··· Given passage

Royalty Rate Alternatives Proposed for Further Consideration
    As noted previously, we are not proposing a single royalty system 
in the proposed rule. Based on the information the BLM has reviewed to 
date and considering the unique challenge of trying to set a royalty 
rate on oil shale production in light of the many uncertainties 
regarding the economics and technology of a potential future oil shale 
industry, we are instead presenting two different royalty rate 
alternatives in the proposed rule text:
    1. A flat 5 percent royalty rate; and
    2. A 5 percent royalty rate on a specific volume of initial 
production beginning within a prescribed timeframe, with a 12.5 percent 
rate applied thereafter.
    In addition, we are seeking comment on the appropriate parameters 
for a third option: A two-three tiered sliding scale royalty based on 
the market price of competing products (e.g., crude oil and natural 
gas). A further explanation of each of these proposals is presented 
below. We are requesting the public to comment on these specific 
options.

······

Exercise description: Please write out the royalty rate passage above from "Royalty Rate Alternatives" to "rate applied thereafter." word for word.

··· Material

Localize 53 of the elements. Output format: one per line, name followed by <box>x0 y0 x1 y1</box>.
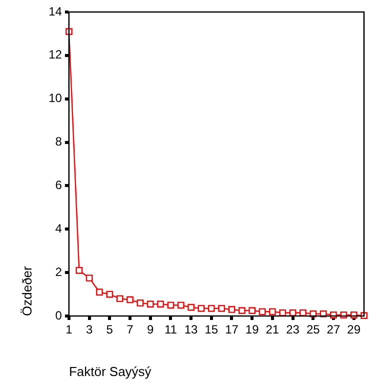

······

Task response:
Royalty Rate Alternatives Proposed for Further Consideration
    As noted previously, we are not proposing a single royalty system 
in the proposed rule. Based on the information the BLM has reviewed to 
date and considering the unique challenge of trying to set a royalty 
rate on oil shale production in light of the many uncertainties 
regarding the economics and technology of a potential future oil shale 
industry, we are instead presenting two different royalty rate 
alternatives in the proposed rule text:
    1. A flat 5 percent royalty rate; and
    2. A 5 percent royalty rate on a specific volume of initial 
production beginning within a prescribed timeframe, with a 12.5 percent 
rate applied thereafter.